→ Material shown:
⟨

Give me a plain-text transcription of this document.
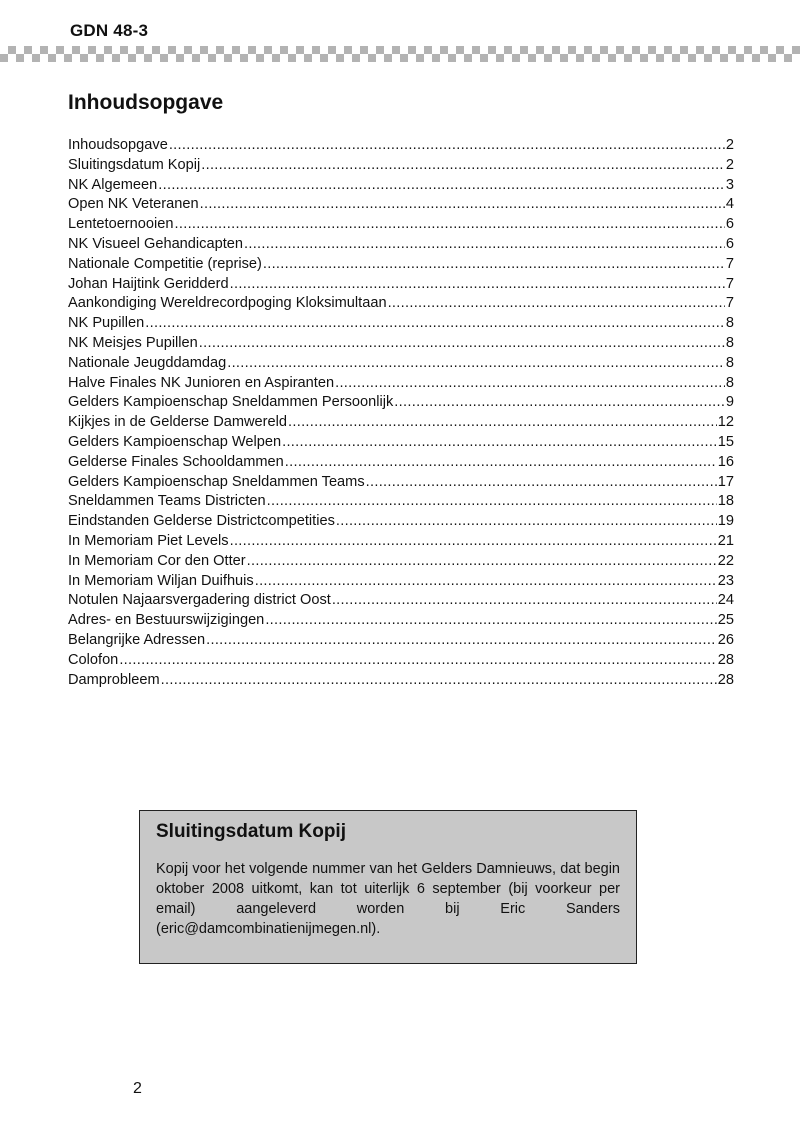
GDN 48-3
Inhoudsopgave
Inhoudsopgave .....	2
Sluitingsdatum Kopij .....	2
NK Algemeen .....	3
Open NK Veteranen .....	4
Lentetoernooien .....	6
NK Visueel Gehandicapten .....	6
Nationale Competitie (reprise) .....	7
Johan Haijtink Geridderd .....	7
Aankondiging Wereldrecordpoging Kloksimultaan .....	7
NK Pupillen .....	8
NK Meisjes Pupillen .....	8
Nationale Jeugddamdag .....	8
Halve Finales NK Junioren en Aspiranten .....	8
Gelders Kampioenschap Sneldammen Persoonlijk .....	9
Kijkjes in de Gelderse Damwereld .....	12
Gelders Kampioenschap Welpen .....	15
Gelderse Finales Schooldammen .....	16
Gelders Kampioenschap Sneldammen Teams .....	17
Sneldammen Teams Districten .....	18
Eindstanden Gelderse Districtcompetities .....	19
In Memoriam Piet Levels .....	21
In Memoriam Cor den Otter .....	22
In Memoriam Wiljan Duifhuis .....	23
Notulen Najaarsvergadering district Oost .....	24
Adres- en Bestuurswijzigingen .....	25
Belangrijke Adressen .....	26
Colofon .....	28
Damprobleem .....	28
Sluitingsdatum Kopij

Kopij voor het volgende nummer van het Gelders Damnieuws, dat begin oktober 2008 uitkomt, kan tot uiterlijk 6 september (bij voorkeur per email) aangeleverd worden bij Eric Sanders (eric@damcombinatienijmegen.nl).

2
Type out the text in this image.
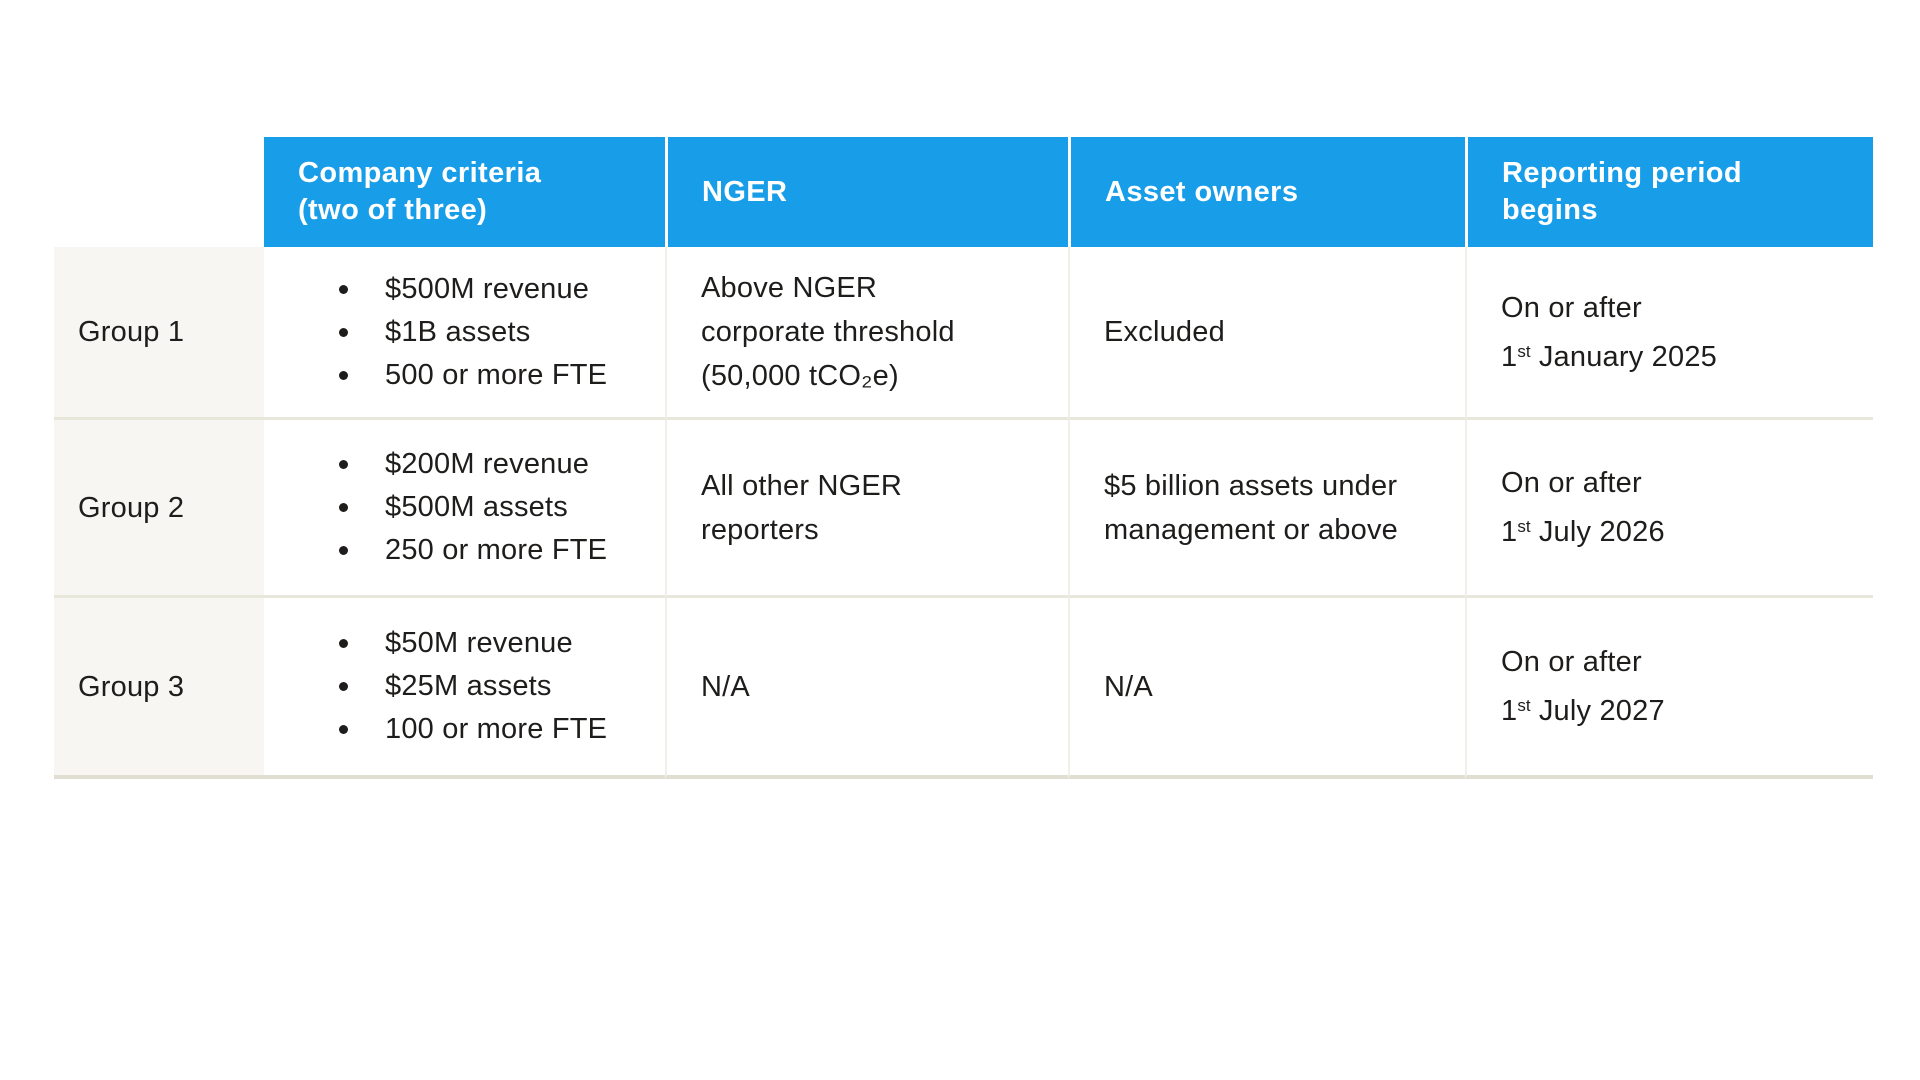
Company criteria
(two of three)
NGER	Asset owners
Reporting period
begins
Group 1
$500M revenue
$1B assets
500 or more FTE
Above NGER
corporate threshold
(50,000 tCO₂e)
Excluded
On or after
1st January 2025
Group 2
$200M revenue
$500M assets
250 or more FTE
All other NGER
reporters
$5 billion assets under
management or above
On or after
1st July 2026
Group 3
$50M revenue
$25M assets
100 or more FTE
N/A	N/A
On or after
1st July 2027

⟩

→ Goal: Could you reproduce every record above exactly, leaving out the pictures?

→ Response:
Give me a plain-text transcription of this document.
GDN 48-3
Inhoudsopgave
Inhoudsopgave .....	2
Sluitingsdatum Kopij .....	2
NK Algemeen .....	3
Open NK Veteranen .....	4
Lentetoernooien .....	6
NK Visueel Gehandicapten .....	6
Nationale Competitie (reprise) .....	7
Johan Haijtink Geridderd .....	7
Aankondiging Wereldrecordpoging Kloksimultaan .....	7
NK Pupillen .....	8
NK Meisjes Pupillen .....	8
Nationale Jeugddamdag .....	8
Halve Finales NK Junioren en Aspiranten .....	8
Gelders Kampioenschap Sneldammen Persoonlijk .....	9
Kijkjes in de Gelderse Damwereld .....	12
Gelders Kampioenschap Welpen .....	15
Gelderse Finales Schooldammen .....	16
Gelders Kampioenschap Sneldammen Teams .....	17
Sneldammen Teams Districten .....	18
Eindstanden Gelderse Districtcompetities .....	19
In Memoriam Piet Levels .....	21
In Memoriam Cor den Otter .....	22
In Memoriam Wiljan Duifhuis .....	23
Notulen Najaarsvergadering district Oost .....	24
Adres- en Bestuurswijzigingen .....	25
Belangrijke Adressen .....	26
Colofon .....	28
Damprobleem .....	28
Sluitingsdatum Kopij

Kopij voor het volgende nummer van het Gelders Damnieuws, dat begin oktober 2008 uitkomt, kan tot uiterlijk 6 september (bij voorkeur per email) aangeleverd worden bij Eric Sanders (eric@damcombinatienijmegen.nl).

2
Type out the text in this image.
Company criteria
(two of three)
NGER	Asset owners
Reporting period
begins
Group 1
$500M revenue
$1B assets
500 or more FTE
Above NGER
corporate threshold
(50,000 tCO₂e)
Excluded
On or after
1st January 2025
Group 2
$200M revenue
$500M assets
250 or more FTE
All other NGER
reporters
$5 billion assets under
management or above
On or after
1st July 2026
Group 3
$50M revenue
$25M assets
100 or more FTE
N/A	N/A
On or after
1st July 2027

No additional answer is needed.